Dschungelcamp - Tag sieben: Sarah hat Ausreden wie bei "Topmodel"
VON MIRIAM SCHUMACHER - zuletzt aktualisiert: 21.01.2011 - 11:58Düsseldorf (RPO). Sie kann es nicht lassen, unsere Dschungel-Zicke Sarah Knappik. Erneut stellt sie die Geduld der Campgenossen auf eine harte Probe, als sie kurzerhand beschließt: Diese Prüfung mache ich nicht. Das kommt einem bekannt vor: Als "Topmodel"-Kandidatin waren ihre Ausreden ähnlich.
"Ich weiß auch nicht ob ich jetzt noch gehen soll... oder ob ich aussteige!" - diese Worte kommen von keiner anderen als Dschungelzicke Sarah Knappik. Doch wer glaub, dieser Satz stamme aus der aktuellen RTL-Dschungelcamp-Staffel, der hat sich geirrt. Schon bei "Germany's Next Topmodel" 2008 hatte Sarah meist nichts anderes im Kopf als sich zu beschweren und selbst zu bemitleiden.
Andauernd meckert Sarah über ihre schlechte Verfassung, fühlt sich benachteiligt und ist der festen Überzeugung, dass ihr immer die schwersten Aufgaben gestellt werden. "Mir war gerade so schwarz vor Augen, ich konnte gar nicht laufen! Ich dacht' ich breche da vorne zusammen!" Immerhin hat sie mit Sätzen wie diesen die Aufgabe des damaligen "Topmodel"-Juroren Bruce Darnell befolgt. Wie sprach er noch gleich so schön: "Drama, Drama, Drama Baby!"
Die RTL-Dschungelshow hat in der werberelevanten Zielgruppe einen neuen Staffelbestwert beim Marktanteil erzielt. Dieser lag bei den 14- bis 49-jährigen Zuschauern am Donnerstagabend bei 41,9 Prozent, wie der Sender mitteilte. Durchschnittlich 4,46 Millionen Menschen schalteten in der Zielgruppe ein. Insgesamt sahen im Schnitt 7,16 Millionen die siebte Live-Show.

########################################

__AUFGABEN ZUR ÜBUNG__.
**a.** Nenne alle Äußerungen, die im Artikel über das Dschungelcamp als wörtliche Rede einer Person in Anführungszeichen stehen.
**b.** Schreibe den Artikel über das Dschungelcamp zwischen „Dschungelcamp - Tag“ und „ihre Ausreden ähnlich.“ einschließlich noch einmal ab und tausche dabei „Ausreden“ gegen „Entschuldigungen“ aus.

########################################

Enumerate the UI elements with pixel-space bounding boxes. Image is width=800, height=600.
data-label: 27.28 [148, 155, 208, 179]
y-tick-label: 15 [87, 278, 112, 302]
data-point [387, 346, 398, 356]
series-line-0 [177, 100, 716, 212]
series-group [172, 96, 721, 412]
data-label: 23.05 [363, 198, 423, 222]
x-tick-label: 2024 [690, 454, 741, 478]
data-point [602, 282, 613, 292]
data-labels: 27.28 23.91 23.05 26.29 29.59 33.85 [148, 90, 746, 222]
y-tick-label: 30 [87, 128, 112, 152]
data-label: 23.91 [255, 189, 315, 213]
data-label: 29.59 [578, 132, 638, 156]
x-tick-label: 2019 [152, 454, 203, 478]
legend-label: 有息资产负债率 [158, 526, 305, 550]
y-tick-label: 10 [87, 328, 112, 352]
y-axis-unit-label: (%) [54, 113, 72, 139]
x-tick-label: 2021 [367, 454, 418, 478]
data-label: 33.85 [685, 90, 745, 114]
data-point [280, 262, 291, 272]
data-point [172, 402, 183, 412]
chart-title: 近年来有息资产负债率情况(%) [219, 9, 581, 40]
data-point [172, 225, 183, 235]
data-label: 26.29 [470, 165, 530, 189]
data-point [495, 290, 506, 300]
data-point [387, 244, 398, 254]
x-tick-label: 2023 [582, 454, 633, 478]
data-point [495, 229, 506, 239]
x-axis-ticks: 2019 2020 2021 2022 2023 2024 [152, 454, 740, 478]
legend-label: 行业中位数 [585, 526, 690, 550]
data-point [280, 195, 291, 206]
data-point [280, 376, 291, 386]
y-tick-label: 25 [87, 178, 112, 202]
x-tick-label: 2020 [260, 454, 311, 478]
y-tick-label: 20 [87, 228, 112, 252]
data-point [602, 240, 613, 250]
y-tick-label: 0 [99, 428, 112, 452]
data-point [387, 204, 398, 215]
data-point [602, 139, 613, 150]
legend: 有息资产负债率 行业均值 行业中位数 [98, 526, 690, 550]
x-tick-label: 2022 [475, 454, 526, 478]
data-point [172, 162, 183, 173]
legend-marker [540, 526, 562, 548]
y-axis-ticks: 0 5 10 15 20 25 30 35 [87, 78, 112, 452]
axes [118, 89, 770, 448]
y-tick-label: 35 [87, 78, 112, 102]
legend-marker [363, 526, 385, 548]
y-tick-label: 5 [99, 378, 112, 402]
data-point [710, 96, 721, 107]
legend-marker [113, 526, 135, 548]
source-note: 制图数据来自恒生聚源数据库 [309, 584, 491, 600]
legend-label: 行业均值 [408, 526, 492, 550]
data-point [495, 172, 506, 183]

########################################

__LÖSUNGEN DER AUFGABEN__.
**a.**
- „Ich weiß auch nicht ob ich jetzt noch gehen soll... oder ob ich aussteige!“
- „Mir war gerade so schwarz vor Augen, ich konnte gar nicht laufen! Ich dacht' ich breche da vorne zusammen!“
- „Drama, Drama, Drama Baby!“

**b.**
Dschungelcamp - Tag sieben: Sarah hat Entschuldigungen wie bei "Topmodel"
VON MIRIAM SCHUMACHER - zuletzt aktualisiert: 21.01.2011 - 11:58Düsseldorf (RPO). Sie kann es nicht lassen, unsere Dschungel-Zicke Sarah Knappik. Erneut stellt sie die Geduld der Campgenossen auf eine harte Probe, als sie kurzerhand beschließt: Diese Prüfung mache ich nicht. Das kommt einem bekannt vor: Als "Topmodel"-Kandidatin waren ihre Entschuldigungen ähnlich.